**Directive:**
Look below. Copy each line that has "this" in it.

**Raw records:**
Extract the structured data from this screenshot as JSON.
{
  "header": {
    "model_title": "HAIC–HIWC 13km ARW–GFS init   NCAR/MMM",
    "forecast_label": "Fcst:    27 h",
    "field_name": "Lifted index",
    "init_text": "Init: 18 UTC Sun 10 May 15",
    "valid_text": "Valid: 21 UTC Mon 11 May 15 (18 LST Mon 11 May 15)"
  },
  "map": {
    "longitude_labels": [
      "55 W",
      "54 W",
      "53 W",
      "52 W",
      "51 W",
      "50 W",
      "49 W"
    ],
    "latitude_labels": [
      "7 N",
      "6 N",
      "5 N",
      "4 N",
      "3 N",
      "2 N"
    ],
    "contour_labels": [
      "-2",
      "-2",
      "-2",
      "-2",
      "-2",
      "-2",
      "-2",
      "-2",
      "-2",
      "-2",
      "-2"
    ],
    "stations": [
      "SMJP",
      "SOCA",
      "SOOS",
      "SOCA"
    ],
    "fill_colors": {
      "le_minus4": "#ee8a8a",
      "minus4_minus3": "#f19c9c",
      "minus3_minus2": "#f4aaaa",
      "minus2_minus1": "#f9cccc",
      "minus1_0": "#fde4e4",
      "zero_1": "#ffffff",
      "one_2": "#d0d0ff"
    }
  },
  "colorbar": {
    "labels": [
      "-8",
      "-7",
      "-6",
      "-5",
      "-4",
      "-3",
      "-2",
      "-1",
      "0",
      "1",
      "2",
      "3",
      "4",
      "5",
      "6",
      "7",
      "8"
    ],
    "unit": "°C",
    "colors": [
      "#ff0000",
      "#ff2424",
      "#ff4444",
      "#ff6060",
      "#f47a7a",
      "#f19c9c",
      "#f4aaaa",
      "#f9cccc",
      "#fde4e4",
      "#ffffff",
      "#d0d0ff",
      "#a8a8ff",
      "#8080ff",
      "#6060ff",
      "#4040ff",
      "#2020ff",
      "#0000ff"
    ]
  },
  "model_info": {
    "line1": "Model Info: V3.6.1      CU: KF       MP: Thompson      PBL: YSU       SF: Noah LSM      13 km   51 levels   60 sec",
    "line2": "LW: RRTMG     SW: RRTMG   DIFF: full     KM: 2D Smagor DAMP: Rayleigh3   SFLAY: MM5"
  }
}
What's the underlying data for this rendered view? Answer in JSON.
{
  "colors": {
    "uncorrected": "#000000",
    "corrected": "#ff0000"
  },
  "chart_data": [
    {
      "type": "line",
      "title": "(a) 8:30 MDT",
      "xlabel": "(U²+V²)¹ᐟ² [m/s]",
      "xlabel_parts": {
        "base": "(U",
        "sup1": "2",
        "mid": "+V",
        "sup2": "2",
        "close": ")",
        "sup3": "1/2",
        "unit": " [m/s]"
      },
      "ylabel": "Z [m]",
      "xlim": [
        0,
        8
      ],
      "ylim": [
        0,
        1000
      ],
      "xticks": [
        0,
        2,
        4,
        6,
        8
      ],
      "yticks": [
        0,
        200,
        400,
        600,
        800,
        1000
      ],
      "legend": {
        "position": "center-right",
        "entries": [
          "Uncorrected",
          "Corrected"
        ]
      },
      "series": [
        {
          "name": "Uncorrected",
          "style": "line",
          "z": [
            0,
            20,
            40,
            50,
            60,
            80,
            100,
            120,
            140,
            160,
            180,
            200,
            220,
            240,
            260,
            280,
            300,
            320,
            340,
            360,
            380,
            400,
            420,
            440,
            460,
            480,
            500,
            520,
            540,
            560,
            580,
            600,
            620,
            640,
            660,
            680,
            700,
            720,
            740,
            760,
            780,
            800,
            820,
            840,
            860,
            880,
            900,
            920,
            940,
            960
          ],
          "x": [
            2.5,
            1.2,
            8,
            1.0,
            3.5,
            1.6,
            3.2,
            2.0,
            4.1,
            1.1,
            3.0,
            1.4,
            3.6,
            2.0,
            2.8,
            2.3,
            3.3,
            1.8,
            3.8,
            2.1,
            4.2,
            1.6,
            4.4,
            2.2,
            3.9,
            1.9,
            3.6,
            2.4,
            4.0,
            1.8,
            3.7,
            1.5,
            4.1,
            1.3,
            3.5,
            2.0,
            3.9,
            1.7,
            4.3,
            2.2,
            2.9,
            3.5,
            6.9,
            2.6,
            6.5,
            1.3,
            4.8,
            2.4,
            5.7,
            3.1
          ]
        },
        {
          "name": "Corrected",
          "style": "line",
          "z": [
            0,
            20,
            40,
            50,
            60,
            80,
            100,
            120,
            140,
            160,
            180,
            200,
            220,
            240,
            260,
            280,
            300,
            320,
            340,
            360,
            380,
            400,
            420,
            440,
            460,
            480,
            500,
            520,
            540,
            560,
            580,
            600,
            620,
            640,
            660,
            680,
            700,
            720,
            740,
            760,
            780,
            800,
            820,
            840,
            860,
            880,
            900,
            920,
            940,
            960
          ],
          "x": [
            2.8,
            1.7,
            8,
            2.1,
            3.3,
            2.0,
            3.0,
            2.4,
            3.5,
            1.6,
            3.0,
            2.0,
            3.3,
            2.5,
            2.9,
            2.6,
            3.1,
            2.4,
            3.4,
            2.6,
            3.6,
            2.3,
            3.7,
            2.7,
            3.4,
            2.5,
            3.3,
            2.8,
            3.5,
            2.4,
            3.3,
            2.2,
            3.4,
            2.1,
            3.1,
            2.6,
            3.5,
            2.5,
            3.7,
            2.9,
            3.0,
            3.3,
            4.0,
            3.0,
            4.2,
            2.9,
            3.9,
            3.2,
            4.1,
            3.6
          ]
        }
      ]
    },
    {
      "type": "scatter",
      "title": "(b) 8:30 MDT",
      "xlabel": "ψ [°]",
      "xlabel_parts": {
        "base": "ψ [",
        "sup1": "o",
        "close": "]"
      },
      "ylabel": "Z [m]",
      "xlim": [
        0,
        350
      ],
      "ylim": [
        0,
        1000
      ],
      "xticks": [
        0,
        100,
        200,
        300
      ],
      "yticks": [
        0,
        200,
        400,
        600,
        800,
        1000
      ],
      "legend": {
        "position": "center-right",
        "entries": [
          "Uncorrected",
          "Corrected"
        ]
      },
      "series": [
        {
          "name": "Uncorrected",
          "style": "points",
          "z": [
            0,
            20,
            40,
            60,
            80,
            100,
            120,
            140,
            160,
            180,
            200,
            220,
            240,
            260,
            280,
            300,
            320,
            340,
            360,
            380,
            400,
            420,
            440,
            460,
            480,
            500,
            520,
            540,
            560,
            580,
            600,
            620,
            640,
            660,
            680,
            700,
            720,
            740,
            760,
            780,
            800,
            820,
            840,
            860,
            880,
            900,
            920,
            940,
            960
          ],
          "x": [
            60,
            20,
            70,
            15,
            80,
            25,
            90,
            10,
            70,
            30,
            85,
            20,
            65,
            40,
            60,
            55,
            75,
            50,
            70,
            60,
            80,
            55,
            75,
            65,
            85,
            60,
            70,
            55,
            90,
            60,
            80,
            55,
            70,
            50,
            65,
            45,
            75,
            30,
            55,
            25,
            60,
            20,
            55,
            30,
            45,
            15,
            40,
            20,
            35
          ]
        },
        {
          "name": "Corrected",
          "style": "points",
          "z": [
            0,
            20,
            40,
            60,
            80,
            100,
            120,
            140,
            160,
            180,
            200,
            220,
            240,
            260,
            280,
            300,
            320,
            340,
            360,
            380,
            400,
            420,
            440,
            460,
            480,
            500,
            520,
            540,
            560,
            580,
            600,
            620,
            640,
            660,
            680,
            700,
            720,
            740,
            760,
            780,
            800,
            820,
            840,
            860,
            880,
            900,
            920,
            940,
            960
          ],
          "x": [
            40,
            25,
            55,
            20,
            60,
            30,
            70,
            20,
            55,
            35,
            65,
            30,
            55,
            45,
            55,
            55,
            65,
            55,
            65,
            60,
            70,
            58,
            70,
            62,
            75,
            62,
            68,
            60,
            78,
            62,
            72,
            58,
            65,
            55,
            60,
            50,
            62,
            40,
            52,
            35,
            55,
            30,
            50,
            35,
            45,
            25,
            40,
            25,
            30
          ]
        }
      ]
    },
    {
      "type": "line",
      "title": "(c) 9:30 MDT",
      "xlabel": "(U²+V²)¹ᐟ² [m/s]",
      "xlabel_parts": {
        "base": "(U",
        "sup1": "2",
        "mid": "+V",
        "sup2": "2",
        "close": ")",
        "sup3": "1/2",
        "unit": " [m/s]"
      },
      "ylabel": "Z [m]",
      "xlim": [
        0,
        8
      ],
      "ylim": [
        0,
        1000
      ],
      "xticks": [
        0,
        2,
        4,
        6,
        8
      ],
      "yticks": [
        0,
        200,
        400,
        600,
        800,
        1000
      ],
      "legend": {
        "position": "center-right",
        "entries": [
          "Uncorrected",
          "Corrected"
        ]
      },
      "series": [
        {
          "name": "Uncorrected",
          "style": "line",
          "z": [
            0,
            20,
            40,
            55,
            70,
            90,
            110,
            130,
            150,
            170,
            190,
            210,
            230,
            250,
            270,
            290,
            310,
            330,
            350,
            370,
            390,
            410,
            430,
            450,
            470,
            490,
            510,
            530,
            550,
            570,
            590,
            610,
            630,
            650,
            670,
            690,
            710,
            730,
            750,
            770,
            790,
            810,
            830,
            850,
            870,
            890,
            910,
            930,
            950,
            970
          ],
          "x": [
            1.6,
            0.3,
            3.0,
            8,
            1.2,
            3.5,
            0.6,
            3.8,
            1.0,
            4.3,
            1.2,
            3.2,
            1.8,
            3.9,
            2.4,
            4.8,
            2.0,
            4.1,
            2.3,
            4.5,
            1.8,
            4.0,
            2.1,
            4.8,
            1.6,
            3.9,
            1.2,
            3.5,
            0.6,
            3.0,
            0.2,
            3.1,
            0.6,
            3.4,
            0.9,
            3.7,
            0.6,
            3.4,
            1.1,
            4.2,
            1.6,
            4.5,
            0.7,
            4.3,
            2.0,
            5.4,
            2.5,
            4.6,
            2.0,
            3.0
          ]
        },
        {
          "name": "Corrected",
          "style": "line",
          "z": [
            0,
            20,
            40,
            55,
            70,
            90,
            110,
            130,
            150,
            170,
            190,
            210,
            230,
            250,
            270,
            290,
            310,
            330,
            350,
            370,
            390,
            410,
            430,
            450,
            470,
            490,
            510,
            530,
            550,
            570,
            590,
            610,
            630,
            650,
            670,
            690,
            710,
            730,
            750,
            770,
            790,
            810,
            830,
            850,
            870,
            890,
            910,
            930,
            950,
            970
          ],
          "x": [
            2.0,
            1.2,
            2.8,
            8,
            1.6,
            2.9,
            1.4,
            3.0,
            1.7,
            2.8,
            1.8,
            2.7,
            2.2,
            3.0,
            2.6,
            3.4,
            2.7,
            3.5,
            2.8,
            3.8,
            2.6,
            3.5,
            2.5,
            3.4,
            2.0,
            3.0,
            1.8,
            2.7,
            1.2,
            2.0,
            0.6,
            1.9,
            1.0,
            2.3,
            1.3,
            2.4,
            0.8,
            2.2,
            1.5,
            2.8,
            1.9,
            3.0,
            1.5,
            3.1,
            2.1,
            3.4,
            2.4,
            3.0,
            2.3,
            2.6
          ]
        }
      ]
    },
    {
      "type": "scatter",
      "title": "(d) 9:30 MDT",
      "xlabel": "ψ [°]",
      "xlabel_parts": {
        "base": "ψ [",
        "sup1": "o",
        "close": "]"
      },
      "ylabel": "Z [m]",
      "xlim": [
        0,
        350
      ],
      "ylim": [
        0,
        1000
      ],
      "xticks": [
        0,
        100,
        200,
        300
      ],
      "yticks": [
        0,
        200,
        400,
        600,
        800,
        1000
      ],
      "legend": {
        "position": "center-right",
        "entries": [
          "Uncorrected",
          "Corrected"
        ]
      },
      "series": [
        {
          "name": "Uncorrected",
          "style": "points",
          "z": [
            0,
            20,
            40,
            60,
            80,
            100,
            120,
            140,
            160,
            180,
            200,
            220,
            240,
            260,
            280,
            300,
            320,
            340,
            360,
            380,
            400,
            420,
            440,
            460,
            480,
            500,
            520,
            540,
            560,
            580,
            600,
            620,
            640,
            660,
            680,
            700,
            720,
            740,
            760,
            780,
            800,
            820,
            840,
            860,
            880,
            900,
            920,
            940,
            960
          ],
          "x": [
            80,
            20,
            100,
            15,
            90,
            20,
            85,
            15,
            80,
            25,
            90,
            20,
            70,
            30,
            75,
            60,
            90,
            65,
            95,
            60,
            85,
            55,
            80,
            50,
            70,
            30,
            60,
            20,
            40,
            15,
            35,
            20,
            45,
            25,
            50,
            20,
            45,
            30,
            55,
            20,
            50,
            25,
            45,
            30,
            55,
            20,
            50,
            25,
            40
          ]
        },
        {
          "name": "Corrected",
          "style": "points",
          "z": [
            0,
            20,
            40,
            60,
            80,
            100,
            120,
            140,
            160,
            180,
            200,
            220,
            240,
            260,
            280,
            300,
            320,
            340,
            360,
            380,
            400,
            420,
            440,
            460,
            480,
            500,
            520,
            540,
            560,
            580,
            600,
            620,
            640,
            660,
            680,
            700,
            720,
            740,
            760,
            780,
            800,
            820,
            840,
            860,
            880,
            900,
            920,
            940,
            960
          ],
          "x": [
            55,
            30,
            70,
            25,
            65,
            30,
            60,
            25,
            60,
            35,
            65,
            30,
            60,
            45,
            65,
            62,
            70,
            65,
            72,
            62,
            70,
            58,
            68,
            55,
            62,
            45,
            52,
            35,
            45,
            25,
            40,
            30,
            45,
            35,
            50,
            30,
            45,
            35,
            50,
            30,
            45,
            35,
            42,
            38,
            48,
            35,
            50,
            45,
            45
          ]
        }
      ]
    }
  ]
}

**Task output:**
Extract the structured data from this screenshot as JSON.
What's the underlying data for this rendered view? Answer in JSON.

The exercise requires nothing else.